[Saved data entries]
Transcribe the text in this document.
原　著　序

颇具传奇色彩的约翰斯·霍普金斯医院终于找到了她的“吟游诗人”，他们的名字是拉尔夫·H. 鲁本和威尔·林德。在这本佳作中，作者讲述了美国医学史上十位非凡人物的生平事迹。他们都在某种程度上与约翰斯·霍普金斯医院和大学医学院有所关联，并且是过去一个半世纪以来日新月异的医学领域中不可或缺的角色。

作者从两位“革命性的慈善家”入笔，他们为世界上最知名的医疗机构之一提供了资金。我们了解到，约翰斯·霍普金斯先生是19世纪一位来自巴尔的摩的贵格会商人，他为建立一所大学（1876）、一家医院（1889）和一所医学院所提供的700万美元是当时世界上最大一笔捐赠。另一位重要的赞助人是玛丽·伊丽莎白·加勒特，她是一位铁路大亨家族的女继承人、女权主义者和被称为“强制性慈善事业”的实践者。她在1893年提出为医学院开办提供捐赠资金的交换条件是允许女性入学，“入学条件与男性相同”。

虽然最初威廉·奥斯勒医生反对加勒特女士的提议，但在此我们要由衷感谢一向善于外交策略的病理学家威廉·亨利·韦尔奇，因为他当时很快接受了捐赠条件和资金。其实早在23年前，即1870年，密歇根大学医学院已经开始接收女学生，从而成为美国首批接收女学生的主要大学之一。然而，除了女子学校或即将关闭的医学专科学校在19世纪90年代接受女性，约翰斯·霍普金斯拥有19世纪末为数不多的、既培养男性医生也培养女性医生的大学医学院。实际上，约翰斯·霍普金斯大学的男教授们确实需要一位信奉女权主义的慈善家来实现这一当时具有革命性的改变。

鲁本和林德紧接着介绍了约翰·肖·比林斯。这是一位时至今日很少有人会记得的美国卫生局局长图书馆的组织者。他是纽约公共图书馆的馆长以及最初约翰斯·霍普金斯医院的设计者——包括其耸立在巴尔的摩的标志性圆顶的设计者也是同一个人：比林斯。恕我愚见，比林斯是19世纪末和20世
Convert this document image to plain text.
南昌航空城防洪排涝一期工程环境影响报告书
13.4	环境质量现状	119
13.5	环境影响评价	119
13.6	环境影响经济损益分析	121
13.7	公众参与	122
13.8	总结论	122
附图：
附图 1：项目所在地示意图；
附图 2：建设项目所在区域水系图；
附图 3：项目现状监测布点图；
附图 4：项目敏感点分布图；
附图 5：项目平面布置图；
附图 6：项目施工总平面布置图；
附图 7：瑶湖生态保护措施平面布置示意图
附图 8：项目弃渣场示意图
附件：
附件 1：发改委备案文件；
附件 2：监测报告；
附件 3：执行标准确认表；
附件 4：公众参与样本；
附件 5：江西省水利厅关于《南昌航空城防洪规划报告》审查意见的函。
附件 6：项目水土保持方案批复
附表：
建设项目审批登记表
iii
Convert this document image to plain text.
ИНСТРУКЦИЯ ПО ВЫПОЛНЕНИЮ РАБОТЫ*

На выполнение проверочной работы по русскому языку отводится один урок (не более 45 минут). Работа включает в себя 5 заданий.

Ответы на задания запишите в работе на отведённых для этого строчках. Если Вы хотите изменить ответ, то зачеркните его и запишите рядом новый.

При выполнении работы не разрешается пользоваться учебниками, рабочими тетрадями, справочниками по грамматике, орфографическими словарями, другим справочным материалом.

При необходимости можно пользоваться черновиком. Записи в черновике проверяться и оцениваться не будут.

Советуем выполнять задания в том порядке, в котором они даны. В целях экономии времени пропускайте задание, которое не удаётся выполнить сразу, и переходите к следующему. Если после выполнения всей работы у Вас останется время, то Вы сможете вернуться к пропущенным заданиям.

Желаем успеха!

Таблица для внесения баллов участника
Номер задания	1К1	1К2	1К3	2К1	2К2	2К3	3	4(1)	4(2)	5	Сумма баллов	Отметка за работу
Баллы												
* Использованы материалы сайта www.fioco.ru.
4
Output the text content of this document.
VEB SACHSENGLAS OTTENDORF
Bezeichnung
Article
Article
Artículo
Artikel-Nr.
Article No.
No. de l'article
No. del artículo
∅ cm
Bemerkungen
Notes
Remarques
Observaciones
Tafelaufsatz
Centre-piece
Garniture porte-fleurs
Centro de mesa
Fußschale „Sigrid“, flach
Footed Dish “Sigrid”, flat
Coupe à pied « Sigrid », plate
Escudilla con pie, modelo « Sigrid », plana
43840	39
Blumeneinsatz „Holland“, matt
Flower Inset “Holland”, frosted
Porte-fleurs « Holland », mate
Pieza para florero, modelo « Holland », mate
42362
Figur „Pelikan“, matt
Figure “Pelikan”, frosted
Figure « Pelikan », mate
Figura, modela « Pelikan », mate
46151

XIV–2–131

**EXERCISE GOAL:** Search the records for the word "fleurs", then list every line that has it.

**TASK RESULT:**
Garniture porte-fleurs
Porte-fleurs « Holland », mate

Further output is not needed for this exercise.